Extract provided
=======

Please leave some comment love for Angela. Answer her challenging questions with your thoughts. 

I pray you experience great blessings through God's active and alive Word! 

Sweet Contentment

Tuesday, April 21, 2015  ::   12 important comments

I'm a little late to the Bob Goff party. But, from what I know about Bob after hearing him speak, meeting him a couple of times at the IF: Gathering, and reading his book, I don't think he would like me saying, "The Bob Goff party," and then I think he would tell me I'm right on time.

Many of my friends have read Love Does, and they've told me how much they enjoyed it. But, I'm not sure I would have been able to say, "I enjoyed it" if Bob hadn't wrapped it up beautifully in the end. It was an easy read concerning his style of writing. His stories made me want to turn each page. The way he strings words together creates beautifully organized whimsey. But, I have to say the actual content was getting to me, stirring me up a bit, making me ask the question I often ask myself: What in the heck am I doing with my life?!?

Jumping on planes to teach his kids about leadership and friendship, inviting John Ashcroft to be part of changing lives, starting schools in another country, freeing children from wrongful imprisonment, and so many other cool things. Bob Goff has been a busy man! Now don't get me wrong, it is apparent he is a humble leader and an excellent story teller. He would never have written these anecdotes to guilt anyone into doing anything. He simply wrote out some beautiful life experiences to challenge us all to love people like Jesus loves people.

But, I have a problem. I've written about it so many times on this blog. Reading books by people who are changing the world in huge ways, or watching a TED talk by Gary Haugen, International Justice Mission's president, or reading biographies of people like William Wilberforce creates a fuzziness in my heart, and I start to lose focus on what God has asked me to do. I even had a teary conversation with Chad about it at lunch today. I say things like, "If violence is the cause of poverty, what in the world can I do/am I doing to help break the chains of oppression??" Chad is so patient with me and my passion.

Tonight as I finished the last chapter of Love Does, my heart beat the words in my chest, "What do I do now?"

=======

Data extracts
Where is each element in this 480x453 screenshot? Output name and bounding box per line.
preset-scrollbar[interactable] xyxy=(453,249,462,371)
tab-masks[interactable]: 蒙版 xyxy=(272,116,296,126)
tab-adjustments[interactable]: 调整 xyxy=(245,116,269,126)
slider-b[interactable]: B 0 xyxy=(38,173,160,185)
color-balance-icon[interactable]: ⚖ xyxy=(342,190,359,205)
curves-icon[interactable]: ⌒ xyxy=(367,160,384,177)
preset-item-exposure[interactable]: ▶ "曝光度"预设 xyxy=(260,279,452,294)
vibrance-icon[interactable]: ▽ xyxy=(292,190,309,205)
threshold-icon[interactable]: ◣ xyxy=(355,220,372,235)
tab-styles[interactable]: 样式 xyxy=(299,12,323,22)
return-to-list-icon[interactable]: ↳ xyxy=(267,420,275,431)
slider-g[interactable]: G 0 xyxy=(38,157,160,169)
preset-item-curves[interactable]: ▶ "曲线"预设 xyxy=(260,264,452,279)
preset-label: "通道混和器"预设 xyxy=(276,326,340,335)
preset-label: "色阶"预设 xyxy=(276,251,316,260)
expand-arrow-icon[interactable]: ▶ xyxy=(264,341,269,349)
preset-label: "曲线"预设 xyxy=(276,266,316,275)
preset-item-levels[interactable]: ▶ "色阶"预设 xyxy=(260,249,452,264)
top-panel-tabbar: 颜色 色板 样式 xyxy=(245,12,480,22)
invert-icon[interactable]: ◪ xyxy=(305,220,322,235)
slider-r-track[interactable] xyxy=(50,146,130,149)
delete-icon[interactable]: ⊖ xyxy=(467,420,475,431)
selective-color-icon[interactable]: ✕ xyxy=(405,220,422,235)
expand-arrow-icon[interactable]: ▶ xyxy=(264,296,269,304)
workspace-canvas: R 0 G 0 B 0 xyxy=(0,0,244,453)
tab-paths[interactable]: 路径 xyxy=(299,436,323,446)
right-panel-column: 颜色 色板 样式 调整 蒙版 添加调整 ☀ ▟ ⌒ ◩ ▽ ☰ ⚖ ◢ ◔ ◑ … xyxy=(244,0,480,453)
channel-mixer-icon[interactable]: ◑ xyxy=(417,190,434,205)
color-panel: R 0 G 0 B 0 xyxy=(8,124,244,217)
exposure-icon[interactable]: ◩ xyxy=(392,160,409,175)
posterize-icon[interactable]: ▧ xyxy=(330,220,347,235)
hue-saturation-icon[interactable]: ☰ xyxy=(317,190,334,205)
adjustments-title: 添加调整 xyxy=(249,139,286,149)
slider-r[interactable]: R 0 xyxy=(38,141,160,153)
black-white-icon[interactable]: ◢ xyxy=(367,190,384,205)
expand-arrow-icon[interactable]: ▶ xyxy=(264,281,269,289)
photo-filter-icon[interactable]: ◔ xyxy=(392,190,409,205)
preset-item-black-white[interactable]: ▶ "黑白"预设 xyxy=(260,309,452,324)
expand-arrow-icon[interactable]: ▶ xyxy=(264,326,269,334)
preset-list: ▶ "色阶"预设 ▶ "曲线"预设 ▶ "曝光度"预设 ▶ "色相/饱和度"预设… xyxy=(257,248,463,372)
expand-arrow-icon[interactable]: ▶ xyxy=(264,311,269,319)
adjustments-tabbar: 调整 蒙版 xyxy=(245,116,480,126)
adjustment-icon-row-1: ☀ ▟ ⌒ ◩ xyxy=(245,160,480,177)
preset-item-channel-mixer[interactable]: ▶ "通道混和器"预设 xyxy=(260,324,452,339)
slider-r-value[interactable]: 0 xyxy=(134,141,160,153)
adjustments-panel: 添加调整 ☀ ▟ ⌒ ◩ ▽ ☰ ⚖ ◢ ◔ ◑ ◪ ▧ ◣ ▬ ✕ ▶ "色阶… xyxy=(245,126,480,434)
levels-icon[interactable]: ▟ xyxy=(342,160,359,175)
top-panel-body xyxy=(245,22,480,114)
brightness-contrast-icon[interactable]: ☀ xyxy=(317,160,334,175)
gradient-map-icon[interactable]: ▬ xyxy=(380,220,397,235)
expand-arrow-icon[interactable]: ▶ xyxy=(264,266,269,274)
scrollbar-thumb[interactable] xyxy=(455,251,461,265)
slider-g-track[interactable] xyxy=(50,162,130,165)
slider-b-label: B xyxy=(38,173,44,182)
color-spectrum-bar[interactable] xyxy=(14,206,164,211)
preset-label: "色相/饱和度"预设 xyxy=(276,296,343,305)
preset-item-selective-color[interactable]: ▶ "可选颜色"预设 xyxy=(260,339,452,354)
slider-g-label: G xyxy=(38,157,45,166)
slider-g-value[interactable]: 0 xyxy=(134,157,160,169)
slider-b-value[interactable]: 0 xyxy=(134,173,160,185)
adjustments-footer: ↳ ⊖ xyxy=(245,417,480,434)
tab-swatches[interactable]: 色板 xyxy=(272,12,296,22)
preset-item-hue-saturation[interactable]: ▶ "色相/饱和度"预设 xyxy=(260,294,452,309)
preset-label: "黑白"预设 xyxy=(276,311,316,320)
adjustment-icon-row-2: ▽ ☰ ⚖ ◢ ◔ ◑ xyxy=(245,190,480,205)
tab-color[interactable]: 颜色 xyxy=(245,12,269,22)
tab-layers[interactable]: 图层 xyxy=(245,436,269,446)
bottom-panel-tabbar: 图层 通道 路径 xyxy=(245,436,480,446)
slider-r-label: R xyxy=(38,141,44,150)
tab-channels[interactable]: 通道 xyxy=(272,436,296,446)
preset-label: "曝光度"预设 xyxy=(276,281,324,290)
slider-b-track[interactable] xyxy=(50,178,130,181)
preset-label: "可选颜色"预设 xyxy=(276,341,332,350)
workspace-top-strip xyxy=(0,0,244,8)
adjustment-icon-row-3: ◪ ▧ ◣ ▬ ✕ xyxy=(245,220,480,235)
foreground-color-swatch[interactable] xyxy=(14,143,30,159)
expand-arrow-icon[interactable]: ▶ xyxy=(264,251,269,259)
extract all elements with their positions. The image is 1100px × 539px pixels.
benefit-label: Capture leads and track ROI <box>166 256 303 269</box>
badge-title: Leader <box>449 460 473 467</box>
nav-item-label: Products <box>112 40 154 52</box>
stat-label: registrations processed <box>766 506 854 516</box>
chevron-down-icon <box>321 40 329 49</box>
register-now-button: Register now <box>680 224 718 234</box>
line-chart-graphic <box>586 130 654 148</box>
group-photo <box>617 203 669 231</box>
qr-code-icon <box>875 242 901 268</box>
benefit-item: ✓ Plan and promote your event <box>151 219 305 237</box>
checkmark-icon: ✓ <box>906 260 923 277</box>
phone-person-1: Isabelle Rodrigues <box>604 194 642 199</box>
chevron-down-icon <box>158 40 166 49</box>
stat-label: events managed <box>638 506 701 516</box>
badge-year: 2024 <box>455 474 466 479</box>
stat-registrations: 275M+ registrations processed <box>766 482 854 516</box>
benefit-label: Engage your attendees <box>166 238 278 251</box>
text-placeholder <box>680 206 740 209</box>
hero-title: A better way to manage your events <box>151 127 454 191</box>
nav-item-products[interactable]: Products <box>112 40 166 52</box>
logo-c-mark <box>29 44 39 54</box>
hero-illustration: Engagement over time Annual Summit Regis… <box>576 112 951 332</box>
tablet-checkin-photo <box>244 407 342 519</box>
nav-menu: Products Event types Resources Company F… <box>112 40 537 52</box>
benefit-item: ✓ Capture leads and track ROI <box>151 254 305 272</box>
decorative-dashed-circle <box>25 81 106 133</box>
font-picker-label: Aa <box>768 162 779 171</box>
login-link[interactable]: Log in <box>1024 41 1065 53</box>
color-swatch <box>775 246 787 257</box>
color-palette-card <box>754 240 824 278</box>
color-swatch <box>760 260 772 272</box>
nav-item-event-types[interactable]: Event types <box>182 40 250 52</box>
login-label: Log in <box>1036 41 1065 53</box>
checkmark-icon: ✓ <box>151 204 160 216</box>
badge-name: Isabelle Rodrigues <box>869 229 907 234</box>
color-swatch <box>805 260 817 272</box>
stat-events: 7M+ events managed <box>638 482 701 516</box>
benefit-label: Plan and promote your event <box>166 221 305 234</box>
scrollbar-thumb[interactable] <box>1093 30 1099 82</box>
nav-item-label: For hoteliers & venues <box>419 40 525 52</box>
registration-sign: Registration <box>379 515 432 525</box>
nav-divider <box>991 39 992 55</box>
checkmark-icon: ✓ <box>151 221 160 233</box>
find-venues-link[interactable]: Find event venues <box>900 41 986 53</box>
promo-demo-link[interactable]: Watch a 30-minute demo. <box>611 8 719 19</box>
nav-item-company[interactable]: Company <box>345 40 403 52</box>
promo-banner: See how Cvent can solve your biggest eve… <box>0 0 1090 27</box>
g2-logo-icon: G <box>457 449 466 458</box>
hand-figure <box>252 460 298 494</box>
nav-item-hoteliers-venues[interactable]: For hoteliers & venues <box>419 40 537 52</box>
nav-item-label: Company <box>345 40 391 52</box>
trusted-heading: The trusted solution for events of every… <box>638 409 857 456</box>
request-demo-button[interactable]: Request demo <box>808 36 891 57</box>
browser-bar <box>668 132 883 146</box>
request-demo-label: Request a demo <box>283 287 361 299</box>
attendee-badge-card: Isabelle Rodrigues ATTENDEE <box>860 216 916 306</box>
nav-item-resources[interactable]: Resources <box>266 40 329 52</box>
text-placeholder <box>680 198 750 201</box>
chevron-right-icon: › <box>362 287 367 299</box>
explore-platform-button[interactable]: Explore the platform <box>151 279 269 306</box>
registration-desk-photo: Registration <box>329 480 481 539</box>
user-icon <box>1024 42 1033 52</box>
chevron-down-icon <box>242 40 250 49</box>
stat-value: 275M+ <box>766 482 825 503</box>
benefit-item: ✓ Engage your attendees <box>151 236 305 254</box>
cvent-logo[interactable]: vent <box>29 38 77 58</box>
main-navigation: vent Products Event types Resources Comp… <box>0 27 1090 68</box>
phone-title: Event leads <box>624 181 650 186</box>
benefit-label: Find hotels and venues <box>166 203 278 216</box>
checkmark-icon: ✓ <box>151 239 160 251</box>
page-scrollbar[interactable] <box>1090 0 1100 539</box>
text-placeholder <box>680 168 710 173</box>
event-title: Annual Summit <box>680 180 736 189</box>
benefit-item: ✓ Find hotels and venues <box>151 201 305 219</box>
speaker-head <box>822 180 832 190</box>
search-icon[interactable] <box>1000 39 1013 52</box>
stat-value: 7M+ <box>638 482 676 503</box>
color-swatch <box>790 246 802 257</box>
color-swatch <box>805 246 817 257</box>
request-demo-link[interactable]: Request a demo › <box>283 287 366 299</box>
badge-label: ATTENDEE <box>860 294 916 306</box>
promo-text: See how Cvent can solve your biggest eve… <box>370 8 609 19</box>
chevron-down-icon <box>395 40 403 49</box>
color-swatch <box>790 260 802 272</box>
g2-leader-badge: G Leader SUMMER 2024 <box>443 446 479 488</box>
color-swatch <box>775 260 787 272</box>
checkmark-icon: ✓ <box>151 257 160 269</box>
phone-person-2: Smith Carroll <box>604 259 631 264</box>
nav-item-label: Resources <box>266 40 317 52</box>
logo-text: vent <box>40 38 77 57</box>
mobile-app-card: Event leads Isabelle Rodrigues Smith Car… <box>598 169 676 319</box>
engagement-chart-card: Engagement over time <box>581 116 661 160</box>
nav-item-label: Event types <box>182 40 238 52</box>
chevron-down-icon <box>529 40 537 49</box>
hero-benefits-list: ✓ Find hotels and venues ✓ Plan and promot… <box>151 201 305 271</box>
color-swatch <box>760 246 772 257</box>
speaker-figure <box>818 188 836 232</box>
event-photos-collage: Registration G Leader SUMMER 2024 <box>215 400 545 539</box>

=======

Problem requirements
Can you carry on the blog post about reading Bob Goff's Love Does, starting right after its final sentence?

Answer below
Bob Goff must have known I would ask that question, and in the second sentence of the epilogue he said he would be asking the same thing if he finished reading a book like this one. And then he told me to figure out the next step, and then do that. Do you know that is the exact same thing I heard at the IF: Gathering in February? My big picture mind and heart can so easily get lost in the forest, meanwhile, I need to remember I've been on a rigorous, beautiful hike in the trees investing in women for quite sometime. I would like to believe I've learned great things about loving people the way Jesus loves people on this hike he's mapped out for me. It's funny really. In reading/watching great work like this, my heart and mind swell with zeal, passion, and fervor for charging the hill. And then God whispers in my ear, "Keep going, don't quit, take the next step." These sweet words destroy the let down from the potential lies I tell myself I'm not doing enough. Instead, I'm given sweet contentment and direction.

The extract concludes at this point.